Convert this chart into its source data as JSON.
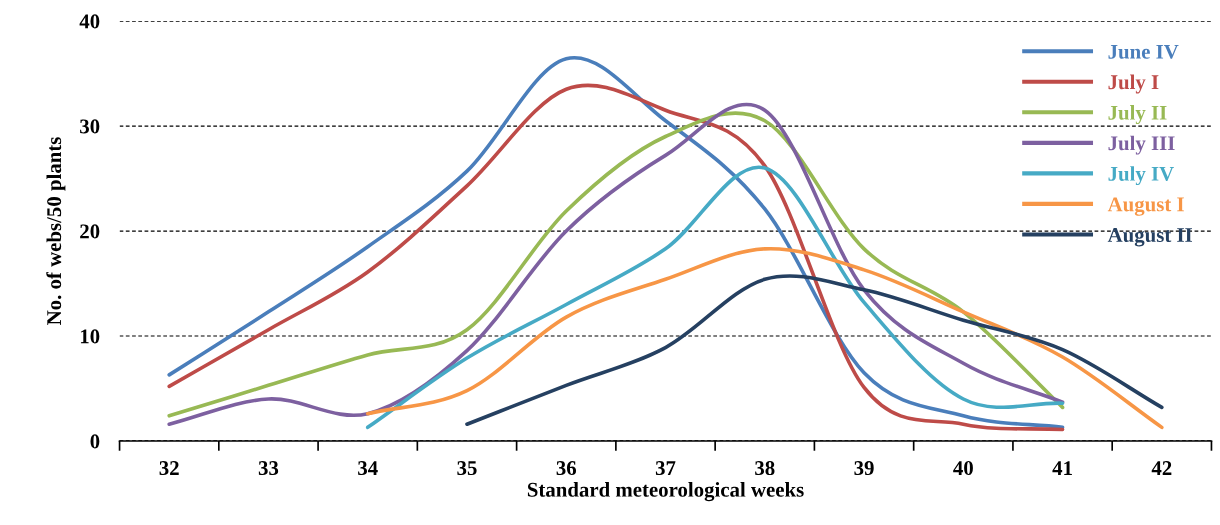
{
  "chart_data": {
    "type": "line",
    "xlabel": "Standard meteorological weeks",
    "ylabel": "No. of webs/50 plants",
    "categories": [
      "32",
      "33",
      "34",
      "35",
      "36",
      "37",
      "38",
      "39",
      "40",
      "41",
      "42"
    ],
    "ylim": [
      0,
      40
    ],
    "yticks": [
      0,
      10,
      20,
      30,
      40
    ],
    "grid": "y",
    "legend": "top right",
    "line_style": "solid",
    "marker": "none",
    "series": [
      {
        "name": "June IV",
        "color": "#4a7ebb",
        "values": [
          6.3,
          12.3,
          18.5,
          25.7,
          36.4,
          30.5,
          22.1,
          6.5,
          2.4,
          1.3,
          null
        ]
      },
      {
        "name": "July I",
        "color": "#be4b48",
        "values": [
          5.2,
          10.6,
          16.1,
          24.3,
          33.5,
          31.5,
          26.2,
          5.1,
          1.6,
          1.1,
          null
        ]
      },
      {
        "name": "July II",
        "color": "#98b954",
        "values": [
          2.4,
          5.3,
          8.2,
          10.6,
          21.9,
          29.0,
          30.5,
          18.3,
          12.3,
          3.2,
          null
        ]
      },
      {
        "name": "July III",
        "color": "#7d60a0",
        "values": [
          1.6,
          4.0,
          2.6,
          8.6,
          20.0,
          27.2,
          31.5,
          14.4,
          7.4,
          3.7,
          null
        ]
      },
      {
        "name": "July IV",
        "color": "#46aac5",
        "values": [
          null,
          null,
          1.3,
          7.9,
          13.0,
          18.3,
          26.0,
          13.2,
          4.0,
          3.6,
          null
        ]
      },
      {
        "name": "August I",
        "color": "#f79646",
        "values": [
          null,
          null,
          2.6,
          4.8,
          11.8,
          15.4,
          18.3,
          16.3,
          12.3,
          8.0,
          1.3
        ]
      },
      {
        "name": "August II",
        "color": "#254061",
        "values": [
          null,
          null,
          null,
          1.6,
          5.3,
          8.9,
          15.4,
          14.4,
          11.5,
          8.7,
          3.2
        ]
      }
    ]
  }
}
###
### Task to carry out
Search the preceding listing for the word "July" and pull out every line that holds it.

### Reply
        "name": "July I",
        "name": "July II",
        "name": "July III",
        "name": "July IV",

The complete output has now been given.